(Chart and figure data)
□ □ □ □

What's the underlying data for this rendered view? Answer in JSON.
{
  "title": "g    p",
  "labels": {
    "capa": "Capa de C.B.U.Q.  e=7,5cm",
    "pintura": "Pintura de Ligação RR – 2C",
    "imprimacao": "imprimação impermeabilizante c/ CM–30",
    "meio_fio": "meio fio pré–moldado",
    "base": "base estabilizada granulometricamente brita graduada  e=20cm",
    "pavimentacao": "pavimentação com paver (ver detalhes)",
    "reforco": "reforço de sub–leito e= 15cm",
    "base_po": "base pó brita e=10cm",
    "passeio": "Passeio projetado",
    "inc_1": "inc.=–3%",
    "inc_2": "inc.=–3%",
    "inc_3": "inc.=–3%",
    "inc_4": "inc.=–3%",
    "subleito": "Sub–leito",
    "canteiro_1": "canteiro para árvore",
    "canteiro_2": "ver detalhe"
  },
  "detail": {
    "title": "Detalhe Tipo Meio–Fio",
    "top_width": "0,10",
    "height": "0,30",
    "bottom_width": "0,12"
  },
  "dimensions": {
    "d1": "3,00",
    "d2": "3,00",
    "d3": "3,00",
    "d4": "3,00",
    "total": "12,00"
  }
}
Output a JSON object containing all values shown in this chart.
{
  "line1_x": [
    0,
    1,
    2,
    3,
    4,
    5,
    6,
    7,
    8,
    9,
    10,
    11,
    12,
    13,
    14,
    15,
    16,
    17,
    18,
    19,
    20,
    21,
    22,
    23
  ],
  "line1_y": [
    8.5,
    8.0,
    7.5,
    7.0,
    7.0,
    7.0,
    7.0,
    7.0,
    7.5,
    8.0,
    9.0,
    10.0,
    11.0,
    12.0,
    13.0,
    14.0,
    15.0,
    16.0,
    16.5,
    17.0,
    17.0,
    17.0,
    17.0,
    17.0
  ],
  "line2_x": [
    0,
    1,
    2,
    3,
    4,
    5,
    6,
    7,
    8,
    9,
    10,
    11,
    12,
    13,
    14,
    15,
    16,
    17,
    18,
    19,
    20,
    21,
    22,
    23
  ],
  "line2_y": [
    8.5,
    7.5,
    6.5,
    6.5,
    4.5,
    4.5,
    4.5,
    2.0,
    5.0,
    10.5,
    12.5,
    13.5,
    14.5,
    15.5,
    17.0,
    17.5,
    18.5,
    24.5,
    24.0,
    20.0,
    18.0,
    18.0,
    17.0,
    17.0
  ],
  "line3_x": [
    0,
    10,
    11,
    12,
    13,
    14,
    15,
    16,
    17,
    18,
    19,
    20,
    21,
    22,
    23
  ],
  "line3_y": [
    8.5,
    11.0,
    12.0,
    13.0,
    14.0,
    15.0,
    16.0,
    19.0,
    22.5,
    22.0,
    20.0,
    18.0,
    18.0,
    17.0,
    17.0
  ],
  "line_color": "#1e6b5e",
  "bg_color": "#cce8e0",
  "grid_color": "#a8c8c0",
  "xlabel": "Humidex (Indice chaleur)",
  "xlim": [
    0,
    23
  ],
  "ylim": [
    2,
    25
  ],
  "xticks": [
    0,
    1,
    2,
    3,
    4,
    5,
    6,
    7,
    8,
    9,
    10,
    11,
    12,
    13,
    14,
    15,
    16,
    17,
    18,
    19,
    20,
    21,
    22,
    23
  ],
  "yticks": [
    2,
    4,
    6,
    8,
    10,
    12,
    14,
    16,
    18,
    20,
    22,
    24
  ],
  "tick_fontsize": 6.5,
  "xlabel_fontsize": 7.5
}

□ □ □ □

*TASK DIRECTIONS*.
Exactly reproduce every line of the records.

*FULL OUTPUT*.
What's the underlying data for this rendered view? Answer in JSON.
{
  "title": "g    p",
  "labels": {
    "capa": "Capa de C.B.U.Q.  e=7,5cm",
    "pintura": "Pintura de Ligação RR – 2C",
    "imprimacao": "imprimação impermeabilizante c/ CM–30",
    "meio_fio": "meio fio pré–moldado",
    "base": "base estabilizada granulometricamente brita graduada  e=20cm",
    "pavimentacao": "pavimentação com paver (ver detalhes)",
    "reforco": "reforço de sub–leito e= 15cm",
    "base_po": "base pó brita e=10cm",
    "passeio": "Passeio projetado",
    "inc_1": "inc.=–3%",
    "inc_2": "inc.=–3%",
    "inc_3": "inc.=–3%",
    "inc_4": "inc.=–3%",
    "subleito": "Sub–leito",
    "canteiro_1": "canteiro para árvore",
    "canteiro_2": "ver detalhe"
  },
  "detail": {
    "title": "Detalhe Tipo Meio–Fio",
    "top_width": "0,10",
    "height": "0,30",
    "bottom_width": "0,12"
  },
  "dimensions": {
    "d1": "3,00",
    "d2": "3,00",
    "d3": "3,00",
    "d4": "3,00",
    "total": "12,00"
  }
}
Output a JSON object containing all values shown in this chart.
{
  "line1_x": [
    0,
    1,
    2,
    3,
    4,
    5,
    6,
    7,
    8,
    9,
    10,
    11,
    12,
    13,
    14,
    15,
    16,
    17,
    18,
    19,
    20,
    21,
    22,
    23
  ],
  "line1_y": [
    8.5,
    8.0,
    7.5,
    7.0,
    7.0,
    7.0,
    7.0,
    7.0,
    7.5,
    8.0,
    9.0,
    10.0,
    11.0,
    12.0,
    13.0,
    14.0,
    15.0,
    16.0,
    16.5,
    17.0,
    17.0,
    17.0,
    17.0,
    17.0
  ],
  "line2_x": [
    0,
    1,
    2,
    3,
    4,
    5,
    6,
    7,
    8,
    9,
    10,
    11,
    12,
    13,
    14,
    15,
    16,
    17,
    18,
    19,
    20,
    21,
    22,
    23
  ],
  "line2_y": [
    8.5,
    7.5,
    6.5,
    6.5,
    4.5,
    4.5,
    4.5,
    2.0,
    5.0,
    10.5,
    12.5,
    13.5,
    14.5,
    15.5,
    17.0,
    17.5,
    18.5,
    24.5,
    24.0,
    20.0,
    18.0,
    18.0,
    17.0,
    17.0
  ],
  "line3_x": [
    0,
    10,
    11,
    12,
    13,
    14,
    15,
    16,
    17,
    18,
    19,
    20,
    21,
    22,
    23
  ],
  "line3_y": [
    8.5,
    11.0,
    12.0,
    13.0,
    14.0,
    15.0,
    16.0,
    19.0,
    22.5,
    22.0,
    20.0,
    18.0,
    18.0,
    17.0,
    17.0
  ],
  "line_color": "#1e6b5e",
  "bg_color": "#cce8e0",
  "grid_color": "#a8c8c0",
  "xlabel": "Humidex (Indice chaleur)",
  "xlim": [
    0,
    23
  ],
  "ylim": [
    2,
    25
  ],
  "xticks": [
    0,
    1,
    2,
    3,
    4,
    5,
    6,
    7,
    8,
    9,
    10,
    11,
    12,
    13,
    14,
    15,
    16,
    17,
    18,
    19,
    20,
    21,
    22,
    23
  ],
  "yticks": [
    2,
    4,
    6,
    8,
    10,
    12,
    14,
    16,
    18,
    20,
    22,
    24
  ],
  "tick_fontsize": 6.5,
  "xlabel_fontsize": 7.5
}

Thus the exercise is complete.